-- begin GIVEN RECORDS --
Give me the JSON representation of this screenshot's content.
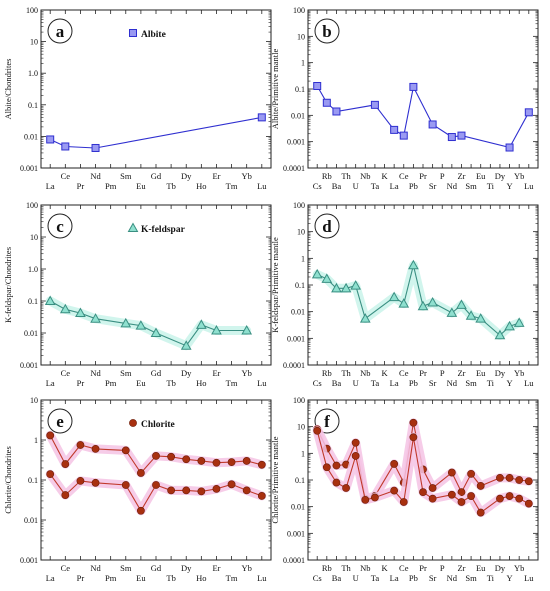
{
  "colors": {
    "albite": "#2f2fd0",
    "albite_fill": "#9a9af2",
    "kfeldspar": "#3a8f82",
    "kfeldspar_fill": "#8fe0cf",
    "kfeldspar_halo": "#c9f3ea",
    "chlorite_line": "#c0392b",
    "chlorite_marker": "#a83010",
    "chlorite_halo": "#f4c3e4"
  },
  "chart_data": [
    {
      "id": "a",
      "type": "line",
      "yscale": "log",
      "ylim": [
        0.001,
        100
      ],
      "ylabel": "Albite/Chondrites",
      "legend_label": "Albite",
      "legend_position": "top-center",
      "yticks": [
        "0.001",
        "0.01",
        "0.1",
        "1.0",
        "10",
        "100"
      ],
      "categories": [
        "La",
        "Ce",
        "Pr",
        "Nd",
        "Pm",
        "Sm",
        "Eu",
        "Gd",
        "Tb",
        "Dy",
        "Ho",
        "Er",
        "Tm",
        "Yb",
        "Lu"
      ],
      "series": [
        {
          "values": [
            0.008,
            0.0048,
            null,
            0.0043,
            null,
            null,
            null,
            null,
            null,
            null,
            null,
            null,
            null,
            null,
            0.04
          ]
        }
      ]
    },
    {
      "id": "b",
      "type": "line",
      "yscale": "log",
      "ylim": [
        0.0001,
        100
      ],
      "ylabel": "Albite/Primitive mantle",
      "yticks": [
        "0.0001",
        "0.001",
        "0.01",
        "0.1",
        "1",
        "10",
        "100"
      ],
      "categories": [
        "Cs",
        "Rb",
        "Ba",
        "Th",
        "U",
        "Nb",
        "Ta",
        "K",
        "La",
        "Ce",
        "Pb",
        "Pr",
        "Sr",
        "P",
        "Nd",
        "Zr",
        "Sm",
        "Eu",
        "Ti",
        "Dy",
        "Y",
        "Yb",
        "Lu"
      ],
      "series": [
        {
          "values": [
            0.13,
            0.03,
            0.014,
            null,
            null,
            null,
            0.025,
            null,
            0.0028,
            0.0017,
            0.12,
            null,
            0.0045,
            null,
            0.0015,
            0.0017,
            null,
            null,
            null,
            null,
            0.0006,
            null,
            0.013
          ]
        }
      ]
    },
    {
      "id": "c",
      "type": "line",
      "yscale": "log",
      "ylim": [
        0.001,
        100
      ],
      "ylabel": "K-feldspar/Chondrites",
      "legend_label": "K-feldspar",
      "legend_position": "top-center",
      "yticks": [
        "0.001",
        "0.01",
        "0.1",
        "1.0",
        "10",
        "100"
      ],
      "categories": [
        "La",
        "Ce",
        "Pr",
        "Nd",
        "Pm",
        "Sm",
        "Eu",
        "Gd",
        "Tb",
        "Dy",
        "Ho",
        "Er",
        "Tm",
        "Yb",
        "Lu"
      ],
      "series": [
        {
          "values": [
            0.1,
            0.055,
            0.042,
            0.028,
            null,
            0.02,
            0.017,
            0.01,
            null,
            0.004,
            0.018,
            0.012,
            null,
            0.012,
            null
          ]
        }
      ]
    },
    {
      "id": "d",
      "type": "line",
      "yscale": "log",
      "ylim": [
        0.0001,
        100
      ],
      "ylabel": "K-feldspar/Primitive mantle",
      "yticks": [
        "0.0001",
        "0.001",
        "0.01",
        "0.1",
        "1",
        "10",
        "100"
      ],
      "categories": [
        "Cs",
        "Rb",
        "Ba",
        "Th",
        "U",
        "Nb",
        "Ta",
        "K",
        "La",
        "Ce",
        "Pb",
        "Pr",
        "Sr",
        "P",
        "Nd",
        "Zr",
        "Sm",
        "Eu",
        "Ti",
        "Dy",
        "Y",
        "Yb",
        "Lu"
      ],
      "series": [
        {
          "values": [
            0.25,
            0.17,
            0.075,
            0.075,
            0.095,
            0.0055,
            null,
            null,
            0.035,
            0.02,
            0.55,
            0.016,
            0.022,
            null,
            0.009,
            0.018,
            0.007,
            0.0055,
            null,
            0.0013,
            0.0028,
            0.0038,
            null
          ]
        }
      ]
    },
    {
      "id": "e",
      "type": "line",
      "yscale": "log",
      "ylim": [
        0.001,
        10
      ],
      "ylabel": "Chlorite/Chondrites",
      "legend_label": "Chlorite",
      "legend_position": "top-center",
      "yticks": [
        "0.001",
        "0.01",
        "0.1",
        "1",
        "10"
      ],
      "categories": [
        "La",
        "Ce",
        "Pr",
        "Nd",
        "Pm",
        "Sm",
        "Eu",
        "Gd",
        "Tb",
        "Dy",
        "Ho",
        "Er",
        "Tm",
        "Yb",
        "Lu"
      ],
      "series": [
        {
          "values": [
            1.3,
            0.25,
            0.75,
            0.6,
            null,
            0.55,
            0.15,
            0.4,
            0.38,
            0.33,
            0.3,
            0.27,
            0.28,
            0.3,
            0.24
          ]
        },
        {
          "values": [
            0.14,
            0.042,
            0.095,
            0.085,
            null,
            0.075,
            0.017,
            0.075,
            0.055,
            0.055,
            0.052,
            0.06,
            0.078,
            0.055,
            0.04
          ]
        }
      ]
    },
    {
      "id": "f",
      "type": "line",
      "yscale": "log",
      "ylim": [
        0.0001,
        100
      ],
      "ylabel": "Chlorite/Primitive mantle",
      "yticks": [
        "0.0001",
        "0.001",
        "0.01",
        "0.1",
        "1",
        "10",
        "100"
      ],
      "categories": [
        "Cs",
        "Rb",
        "Ba",
        "Th",
        "U",
        "Nb",
        "Ta",
        "K",
        "La",
        "Ce",
        "Pb",
        "Pr",
        "Sr",
        "P",
        "Nd",
        "Zr",
        "Sm",
        "Eu",
        "Ti",
        "Dy",
        "Y",
        "Yb",
        "Lu"
      ],
      "series": [
        {
          "values": [
            8,
            1.5,
            0.35,
            0.38,
            2.5,
            0.02,
            0.025,
            null,
            0.4,
            0.08,
            14,
            0.25,
            0.05,
            null,
            0.19,
            0.035,
            0.17,
            0.06,
            null,
            0.12,
            0.12,
            0.1,
            0.09
          ]
        },
        {
          "values": [
            7,
            0.3,
            0.08,
            0.05,
            0.8,
            0.018,
            0.022,
            null,
            0.04,
            0.015,
            4,
            0.035,
            0.02,
            null,
            0.028,
            0.015,
            0.025,
            0.006,
            null,
            0.02,
            0.025,
            0.02,
            0.013
          ]
        }
      ]
    }
  ]
}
-- end GIVEN RECORDS --
EXERCISE DESCRIPTION
Without the pictures, restate all of the entries above verbatim.

ANSWER TO THIS TASK
Give me the JSON representation of this screenshot's content.
{
  "colors": {
    "albite": "#2f2fd0",
    "albite_fill": "#9a9af2",
    "kfeldspar": "#3a8f82",
    "kfeldspar_fill": "#8fe0cf",
    "kfeldspar_halo": "#c9f3ea",
    "chlorite_line": "#c0392b",
    "chlorite_marker": "#a83010",
    "chlorite_halo": "#f4c3e4"
  },
  "chart_data": [
    {
      "id": "a",
      "type": "line",
      "yscale": "log",
      "ylim": [
        0.001,
        100
      ],
      "ylabel": "Albite/Chondrites",
      "legend_label": "Albite",
      "legend_position": "top-center",
      "yticks": [
        "0.001",
        "0.01",
        "0.1",
        "1.0",
        "10",
        "100"
      ],
      "categories": [
        "La",
        "Ce",
        "Pr",
        "Nd",
        "Pm",
        "Sm",
        "Eu",
        "Gd",
        "Tb",
        "Dy",
        "Ho",
        "Er",
        "Tm",
        "Yb",
        "Lu"
      ],
      "series": [
        {
          "values": [
            0.008,
            0.0048,
            null,
            0.0043,
            null,
            null,
            null,
            null,
            null,
            null,
            null,
            null,
            null,
            null,
            0.04
          ]
        }
      ]
    },
    {
      "id": "b",
      "type": "line",
      "yscale": "log",
      "ylim": [
        0.0001,
        100
      ],
      "ylabel": "Albite/Primitive mantle",
      "yticks": [
        "0.0001",
        "0.001",
        "0.01",
        "0.1",
        "1",
        "10",
        "100"
      ],
      "categories": [
        "Cs",
        "Rb",
        "Ba",
        "Th",
        "U",
        "Nb",
        "Ta",
        "K",
        "La",
        "Ce",
        "Pb",
        "Pr",
        "Sr",
        "P",
        "Nd",
        "Zr",
        "Sm",
        "Eu",
        "Ti",
        "Dy",
        "Y",
        "Yb",
        "Lu"
      ],
      "series": [
        {
          "values": [
            0.13,
            0.03,
            0.014,
            null,
            null,
            null,
            0.025,
            null,
            0.0028,
            0.0017,
            0.12,
            null,
            0.0045,
            null,
            0.0015,
            0.0017,
            null,
            null,
            null,
            null,
            0.0006,
            null,
            0.013
          ]
        }
      ]
    },
    {
      "id": "c",
      "type": "line",
      "yscale": "log",
      "ylim": [
        0.001,
        100
      ],
      "ylabel": "K-feldspar/Chondrites",
      "legend_label": "K-feldspar",
      "legend_position": "top-center",
      "yticks": [
        "0.001",
        "0.01",
        "0.1",
        "1.0",
        "10",
        "100"
      ],
      "categories": [
        "La",
        "Ce",
        "Pr",
        "Nd",
        "Pm",
        "Sm",
        "Eu",
        "Gd",
        "Tb",
        "Dy",
        "Ho",
        "Er",
        "Tm",
        "Yb",
        "Lu"
      ],
      "series": [
        {
          "values": [
            0.1,
            0.055,
            0.042,
            0.028,
            null,
            0.02,
            0.017,
            0.01,
            null,
            0.004,
            0.018,
            0.012,
            null,
            0.012,
            null
          ]
        }
      ]
    },
    {
      "id": "d",
      "type": "line",
      "yscale": "log",
      "ylim": [
        0.0001,
        100
      ],
      "ylabel": "K-feldspar/Primitive mantle",
      "yticks": [
        "0.0001",
        "0.001",
        "0.01",
        "0.1",
        "1",
        "10",
        "100"
      ],
      "categories": [
        "Cs",
        "Rb",
        "Ba",
        "Th",
        "U",
        "Nb",
        "Ta",
        "K",
        "La",
        "Ce",
        "Pb",
        "Pr",
        "Sr",
        "P",
        "Nd",
        "Zr",
        "Sm",
        "Eu",
        "Ti",
        "Dy",
        "Y",
        "Yb",
        "Lu"
      ],
      "series": [
        {
          "values": [
            0.25,
            0.17,
            0.075,
            0.075,
            0.095,
            0.0055,
            null,
            null,
            0.035,
            0.02,
            0.55,
            0.016,
            0.022,
            null,
            0.009,
            0.018,
            0.007,
            0.0055,
            null,
            0.0013,
            0.0028,
            0.0038,
            null
          ]
        }
      ]
    },
    {
      "id": "e",
      "type": "line",
      "yscale": "log",
      "ylim": [
        0.001,
        10
      ],
      "ylabel": "Chlorite/Chondrites",
      "legend_label": "Chlorite",
      "legend_position": "top-center",
      "yticks": [
        "0.001",
        "0.01",
        "0.1",
        "1",
        "10"
      ],
      "categories": [
        "La",
        "Ce",
        "Pr",
        "Nd",
        "Pm",
        "Sm",
        "Eu",
        "Gd",
        "Tb",
        "Dy",
        "Ho",
        "Er",
        "Tm",
        "Yb",
        "Lu"
      ],
      "series": [
        {
          "values": [
            1.3,
            0.25,
            0.75,
            0.6,
            null,
            0.55,
            0.15,
            0.4,
            0.38,
            0.33,
            0.3,
            0.27,
            0.28,
            0.3,
            0.24
          ]
        },
        {
          "values": [
            0.14,
            0.042,
            0.095,
            0.085,
            null,
            0.075,
            0.017,
            0.075,
            0.055,
            0.055,
            0.052,
            0.06,
            0.078,
            0.055,
            0.04
          ]
        }
      ]
    },
    {
      "id": "f",
      "type": "line",
      "yscale": "log",
      "ylim": [
        0.0001,
        100
      ],
      "ylabel": "Chlorite/Primitive mantle",
      "yticks": [
        "0.0001",
        "0.001",
        "0.01",
        "0.1",
        "1",
        "10",
        "100"
      ],
      "categories": [
        "Cs",
        "Rb",
        "Ba",
        "Th",
        "U",
        "Nb",
        "Ta",
        "K",
        "La",
        "Ce",
        "Pb",
        "Pr",
        "Sr",
        "P",
        "Nd",
        "Zr",
        "Sm",
        "Eu",
        "Ti",
        "Dy",
        "Y",
        "Yb",
        "Lu"
      ],
      "series": [
        {
          "values": [
            8,
            1.5,
            0.35,
            0.38,
            2.5,
            0.02,
            0.025,
            null,
            0.4,
            0.08,
            14,
            0.25,
            0.05,
            null,
            0.19,
            0.035,
            0.17,
            0.06,
            null,
            0.12,
            0.12,
            0.1,
            0.09
          ]
        },
        {
          "values": [
            7,
            0.3,
            0.08,
            0.05,
            0.8,
            0.018,
            0.022,
            null,
            0.04,
            0.015,
            4,
            0.035,
            0.02,
            null,
            0.028,
            0.015,
            0.025,
            0.006,
            null,
            0.02,
            0.025,
            0.02,
            0.013
          ]
        }
      ]
    }
  ]
}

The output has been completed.